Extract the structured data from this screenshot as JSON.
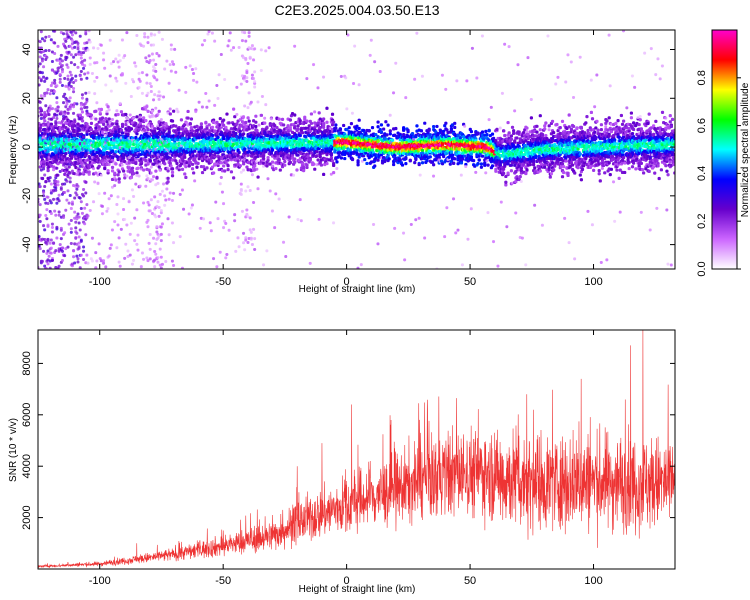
{
  "title": "C2E3.2025.004.03.50.E13",
  "chart_data": [
    {
      "type": "heatmap",
      "xlabel": "Height of straight line (km)",
      "ylabel": "Frequency (Hz)",
      "xlim": [
        -125,
        133
      ],
      "ylim": [
        -50,
        48
      ],
      "xticks": [
        -100,
        -50,
        0,
        50,
        100
      ],
      "yticks": [
        -40,
        -20,
        0,
        20,
        40
      ],
      "colorbar": {
        "label": "Normalized spectral amplitude",
        "range": [
          0,
          1
        ],
        "ticks": [
          "0.0",
          "0.2",
          "0.4",
          "0.6",
          "0.8"
        ],
        "colors": [
          "#ffffff",
          "#cc66ff",
          "#6600cc",
          "#0000ff",
          "#00ffff",
          "#00ff00",
          "#ffff00",
          "#ff0000",
          "#ff00cc"
        ]
      },
      "ridge_center_hz": [
        {
          "x": -110,
          "y": 1
        },
        {
          "x": -60,
          "y": 1
        },
        {
          "x": 0,
          "y": 2
        },
        {
          "x": 10,
          "y": 1
        },
        {
          "x": 20,
          "y": 0
        },
        {
          "x": 40,
          "y": 1
        },
        {
          "x": 57,
          "y": 0
        },
        {
          "x": 62,
          "y": -3
        },
        {
          "x": 80,
          "y": -1
        },
        {
          "x": 100,
          "y": 0
        },
        {
          "x": 133,
          "y": 1
        }
      ]
    },
    {
      "type": "line",
      "xlabel": "Height of straight line (km)",
      "ylabel": "SNR (10 * v/v)",
      "xlim": [
        -125,
        133
      ],
      "ylim": [
        0,
        9300
      ],
      "xticks": [
        -100,
        -50,
        0,
        50,
        100
      ],
      "yticks": [
        2000,
        4000,
        6000,
        8000
      ],
      "color": "#ee3333",
      "trend": [
        {
          "x": -125,
          "y": 100
        },
        {
          "x": -100,
          "y": 200
        },
        {
          "x": -75,
          "y": 500
        },
        {
          "x": -50,
          "y": 900
        },
        {
          "x": -30,
          "y": 1300
        },
        {
          "x": -20,
          "y": 1800
        },
        {
          "x": 0,
          "y": 2500
        },
        {
          "x": 20,
          "y": 3100
        },
        {
          "x": 40,
          "y": 3700
        },
        {
          "x": 55,
          "y": 3800
        },
        {
          "x": 60,
          "y": 3600
        },
        {
          "x": 80,
          "y": 3400
        },
        {
          "x": 110,
          "y": 3400
        },
        {
          "x": 133,
          "y": 3300
        }
      ],
      "peaks": [
        {
          "x": -85,
          "y": 1000
        },
        {
          "x": -50,
          "y": 1500
        },
        {
          "x": -30,
          "y": 2100
        },
        {
          "x": -20,
          "y": 4000
        },
        {
          "x": -10,
          "y": 4900
        },
        {
          "x": 2,
          "y": 6400
        },
        {
          "x": 18,
          "y": 5800
        },
        {
          "x": 60,
          "y": 5300
        },
        {
          "x": 73,
          "y": 6800
        },
        {
          "x": 95,
          "y": 7400
        },
        {
          "x": 115,
          "y": 8700
        },
        {
          "x": 120,
          "y": 9300
        }
      ]
    }
  ]
}
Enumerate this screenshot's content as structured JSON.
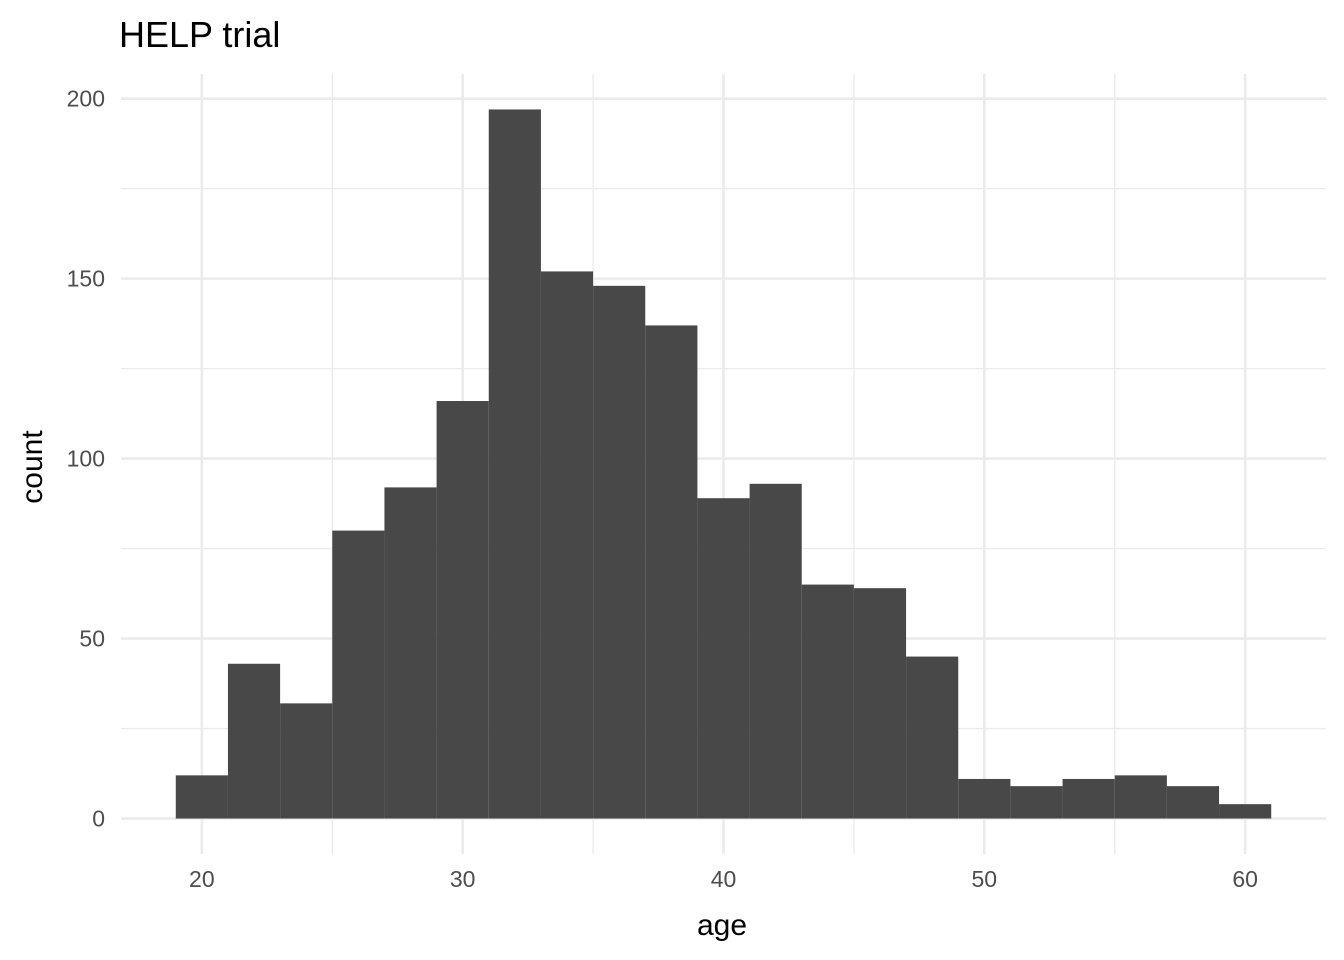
{
  "chart_data": {
    "type": "bar",
    "title": "HELP trial",
    "xlabel": "age",
    "ylabel": "count",
    "bin_width": 2,
    "bins": [
      {
        "x0": 19,
        "x1": 21,
        "count": 12
      },
      {
        "x0": 21,
        "x1": 23,
        "count": 43
      },
      {
        "x0": 23,
        "x1": 25,
        "count": 32
      },
      {
        "x0": 25,
        "x1": 27,
        "count": 80
      },
      {
        "x0": 27,
        "x1": 29,
        "count": 92
      },
      {
        "x0": 29,
        "x1": 31,
        "count": 116
      },
      {
        "x0": 31,
        "x1": 33,
        "count": 197
      },
      {
        "x0": 33,
        "x1": 35,
        "count": 152
      },
      {
        "x0": 35,
        "x1": 37,
        "count": 148
      },
      {
        "x0": 37,
        "x1": 39,
        "count": 137
      },
      {
        "x0": 39,
        "x1": 41,
        "count": 89
      },
      {
        "x0": 41,
        "x1": 43,
        "count": 93
      },
      {
        "x0": 43,
        "x1": 45,
        "count": 65
      },
      {
        "x0": 45,
        "x1": 47,
        "count": 64
      },
      {
        "x0": 47,
        "x1": 49,
        "count": 45
      },
      {
        "x0": 49,
        "x1": 51,
        "count": 11
      },
      {
        "x0": 51,
        "x1": 53,
        "count": 9
      },
      {
        "x0": 53,
        "x1": 55,
        "count": 11
      },
      {
        "x0": 55,
        "x1": 57,
        "count": 12
      },
      {
        "x0": 57,
        "x1": 59,
        "count": 9
      },
      {
        "x0": 59,
        "x1": 61,
        "count": 4
      }
    ],
    "xlim": [
      16.9,
      63.1
    ],
    "ylim": [
      -9.85,
      206.85
    ],
    "x_ticks": [
      20,
      30,
      40,
      50,
      60
    ],
    "x_minor_ticks": [
      25,
      35,
      45,
      55
    ],
    "y_ticks": [
      0,
      50,
      100,
      150,
      200
    ],
    "y_minor_ticks": [
      25,
      75,
      125,
      175
    ],
    "grid": true,
    "bar_color": "#484848",
    "grid_color": "#ebebeb",
    "background": "#ffffff"
  }
}
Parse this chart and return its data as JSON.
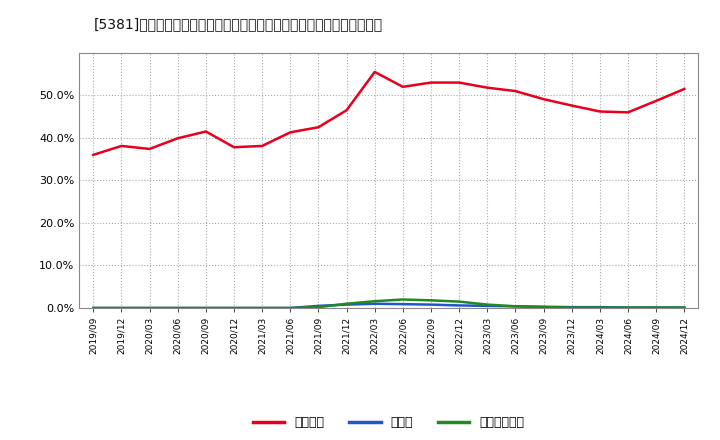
{
  "title": "[5381]　自己資本、のれん、繰延税金資産の総資産に対する比率の推移",
  "x_labels": [
    "2019/09",
    "2019/12",
    "2020/03",
    "2020/06",
    "2020/09",
    "2020/12",
    "2021/03",
    "2021/06",
    "2021/09",
    "2021/12",
    "2022/03",
    "2022/06",
    "2022/09",
    "2022/12",
    "2023/03",
    "2023/06",
    "2023/09",
    "2023/12",
    "2024/03",
    "2024/06",
    "2024/09",
    "2024/12"
  ],
  "jiko_shihon": [
    0.36,
    0.381,
    0.374,
    0.399,
    0.415,
    0.378,
    0.381,
    0.413,
    0.425,
    0.465,
    0.555,
    0.52,
    0.53,
    0.53,
    0.518,
    0.51,
    0.491,
    0.476,
    0.462,
    0.46,
    0.487,
    0.515
  ],
  "noren": [
    0.0,
    0.0,
    0.0,
    0.0,
    0.0,
    0.0,
    0.0,
    0.0,
    0.005,
    0.008,
    0.01,
    0.009,
    0.008,
    0.006,
    0.005,
    0.004,
    0.003,
    0.002,
    0.002,
    0.001,
    0.001,
    0.001
  ],
  "kurinobe": [
    0.0,
    0.0,
    0.0,
    0.0,
    0.0,
    0.0,
    0.0,
    0.0,
    0.002,
    0.01,
    0.016,
    0.02,
    0.018,
    0.015,
    0.008,
    0.004,
    0.002,
    0.001,
    0.001,
    0.001,
    0.001,
    0.001
  ],
  "jiko_color": "#e8001c",
  "noren_color": "#2255cc",
  "kurinobe_color": "#228822",
  "background_color": "#ffffff",
  "grid_color": "#aaaaaa",
  "legend_label_jiko": "自己資本",
  "legend_label_noren": "のれん",
  "legend_label_kurinobe": "繰延税金資産",
  "ylim": [
    0.0,
    0.6
  ],
  "yticks": [
    0.0,
    0.1,
    0.2,
    0.3,
    0.4,
    0.5
  ]
}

◆ Required work: Copy the material above in full and exactly, skipping pictures.

◆ Solution:
Extract the structured data from this screenshot as JSON.
{
  "title": "C2E3.2025.004.03.50.E13",
  "chart_data": [
    {
      "type": "heatmap",
      "xlabel": "Height of straight line (km)",
      "ylabel": "Frequency (Hz)",
      "xlim": [
        -125,
        133
      ],
      "ylim": [
        -50,
        48
      ],
      "xticks": [
        -100,
        -50,
        0,
        50,
        100
      ],
      "yticks": [
        -40,
        -20,
        0,
        20,
        40
      ],
      "colorbar": {
        "label": "Normalized spectral amplitude",
        "range": [
          0,
          1
        ],
        "ticks": [
          "0.0",
          "0.2",
          "0.4",
          "0.6",
          "0.8"
        ],
        "colors": [
          "#ffffff",
          "#cc66ff",
          "#6600cc",
          "#0000ff",
          "#00ffff",
          "#00ff00",
          "#ffff00",
          "#ff0000",
          "#ff00cc"
        ]
      },
      "ridge_center_hz": [
        {
          "x": -110,
          "y": 1
        },
        {
          "x": -60,
          "y": 1
        },
        {
          "x": 0,
          "y": 2
        },
        {
          "x": 10,
          "y": 1
        },
        {
          "x": 20,
          "y": 0
        },
        {
          "x": 40,
          "y": 1
        },
        {
          "x": 57,
          "y": 0
        },
        {
          "x": 62,
          "y": -3
        },
        {
          "x": 80,
          "y": -1
        },
        {
          "x": 100,
          "y": 0
        },
        {
          "x": 133,
          "y": 1
        }
      ]
    },
    {
      "type": "line",
      "xlabel": "Height of straight line (km)",
      "ylabel": "SNR (10 * v/v)",
      "xlim": [
        -125,
        133
      ],
      "ylim": [
        0,
        9300
      ],
      "xticks": [
        -100,
        -50,
        0,
        50,
        100
      ],
      "yticks": [
        2000,
        4000,
        6000,
        8000
      ],
      "color": "#ee3333",
      "trend": [
        {
          "x": -125,
          "y": 100
        },
        {
          "x": -100,
          "y": 200
        },
        {
          "x": -75,
          "y": 500
        },
        {
          "x": -50,
          "y": 900
        },
        {
          "x": -30,
          "y": 1300
        },
        {
          "x": -20,
          "y": 1800
        },
        {
          "x": 0,
          "y": 2500
        },
        {
          "x": 20,
          "y": 3100
        },
        {
          "x": 40,
          "y": 3700
        },
        {
          "x": 55,
          "y": 3800
        },
        {
          "x": 60,
          "y": 3600
        },
        {
          "x": 80,
          "y": 3400
        },
        {
          "x": 110,
          "y": 3400
        },
        {
          "x": 133,
          "y": 3300
        }
      ],
      "peaks": [
        {
          "x": -85,
          "y": 1000
        },
        {
          "x": -50,
          "y": 1500
        },
        {
          "x": -30,
          "y": 2100
        },
        {
          "x": -20,
          "y": 4000
        },
        {
          "x": -10,
          "y": 4900
        },
        {
          "x": 2,
          "y": 6400
        },
        {
          "x": 18,
          "y": 5800
        },
        {
          "x": 60,
          "y": 5300
        },
        {
          "x": 73,
          "y": 6800
        },
        {
          "x": 95,
          "y": 7400
        },
        {
          "x": 115,
          "y": 8700
        },
        {
          "x": 120,
          "y": 9300
        }
      ]
    }
  ]
}
Enumerate this screenshot's content as structured JSON.
{
  "chart_data": {
    "type": "bar",
    "title": "HELP trial",
    "xlabel": "age",
    "ylabel": "count",
    "bin_width": 2,
    "bins": [
      {
        "x0": 19,
        "x1": 21,
        "count": 12
      },
      {
        "x0": 21,
        "x1": 23,
        "count": 43
      },
      {
        "x0": 23,
        "x1": 25,
        "count": 32
      },
      {
        "x0": 25,
        "x1": 27,
        "count": 80
      },
      {
        "x0": 27,
        "x1": 29,
        "count": 92
      },
      {
        "x0": 29,
        "x1": 31,
        "count": 116
      },
      {
        "x0": 31,
        "x1": 33,
        "count": 197
      },
      {
        "x0": 33,
        "x1": 35,
        "count": 152
      },
      {
        "x0": 35,
        "x1": 37,
        "count": 148
      },
      {
        "x0": 37,
        "x1": 39,
        "count": 137
      },
      {
        "x0": 39,
        "x1": 41,
        "count": 89
      },
      {
        "x0": 41,
        "x1": 43,
        "count": 93
      },
      {
        "x0": 43,
        "x1": 45,
        "count": 65
      },
      {
        "x0": 45,
        "x1": 47,
        "count": 64
      },
      {
        "x0": 47,
        "x1": 49,
        "count": 45
      },
      {
        "x0": 49,
        "x1": 51,
        "count": 11
      },
      {
        "x0": 51,
        "x1": 53,
        "count": 9
      },
      {
        "x0": 53,
        "x1": 55,
        "count": 11
      },
      {
        "x0": 55,
        "x1": 57,
        "count": 12
      },
      {
        "x0": 57,
        "x1": 59,
        "count": 9
      },
      {
        "x0": 59,
        "x1": 61,
        "count": 4
      }
    ],
    "xlim": [
      16.9,
      63.1
    ],
    "ylim": [
      -9.85,
      206.85
    ],
    "x_ticks": [
      20,
      30,
      40,
      50,
      60
    ],
    "x_minor_ticks": [
      25,
      35,
      45,
      55
    ],
    "y_ticks": [
      0,
      50,
      100,
      150,
      200
    ],
    "y_minor_ticks": [
      25,
      75,
      125,
      175
    ],
    "grid": true,
    "bar_color": "#484848",
    "grid_color": "#ebebeb",
    "background": "#ffffff"
  }
}
Parse this chart and return its data as JSON.
{
  "title": "[5381]　自己資本、のれん、繰延税金資産の総資産に対する比率の推移",
  "x_labels": [
    "2019/09",
    "2019/12",
    "2020/03",
    "2020/06",
    "2020/09",
    "2020/12",
    "2021/03",
    "2021/06",
    "2021/09",
    "2021/12",
    "2022/03",
    "2022/06",
    "2022/09",
    "2022/12",
    "2023/03",
    "2023/06",
    "2023/09",
    "2023/12",
    "2024/03",
    "2024/06",
    "2024/09",
    "2024/12"
  ],
  "jiko_shihon": [
    0.36,
    0.381,
    0.374,
    0.399,
    0.415,
    0.378,
    0.381,
    0.413,
    0.425,
    0.465,
    0.555,
    0.52,
    0.53,
    0.53,
    0.518,
    0.51,
    0.491,
    0.476,
    0.462,
    0.46,
    0.487,
    0.515
  ],
  "noren": [
    0.0,
    0.0,
    0.0,
    0.0,
    0.0,
    0.0,
    0.0,
    0.0,
    0.005,
    0.008,
    0.01,
    0.009,
    0.008,
    0.006,
    0.005,
    0.004,
    0.003,
    0.002,
    0.002,
    0.001,
    0.001,
    0.001
  ],
  "kurinobe": [
    0.0,
    0.0,
    0.0,
    0.0,
    0.0,
    0.0,
    0.0,
    0.0,
    0.002,
    0.01,
    0.016,
    0.02,
    0.018,
    0.015,
    0.008,
    0.004,
    0.002,
    0.001,
    0.001,
    0.001,
    0.001,
    0.001
  ],
  "jiko_color": "#e8001c",
  "noren_color": "#2255cc",
  "kurinobe_color": "#228822",
  "background_color": "#ffffff",
  "grid_color": "#aaaaaa",
  "legend_label_jiko": "自己資本",
  "legend_label_noren": "のれん",
  "legend_label_kurinobe": "繰延税金資産",
  "ylim": [
    0.0,
    0.6
  ],
  "yticks": [
    0.0,
    0.1,
    0.2,
    0.3,
    0.4,
    0.5
  ]
}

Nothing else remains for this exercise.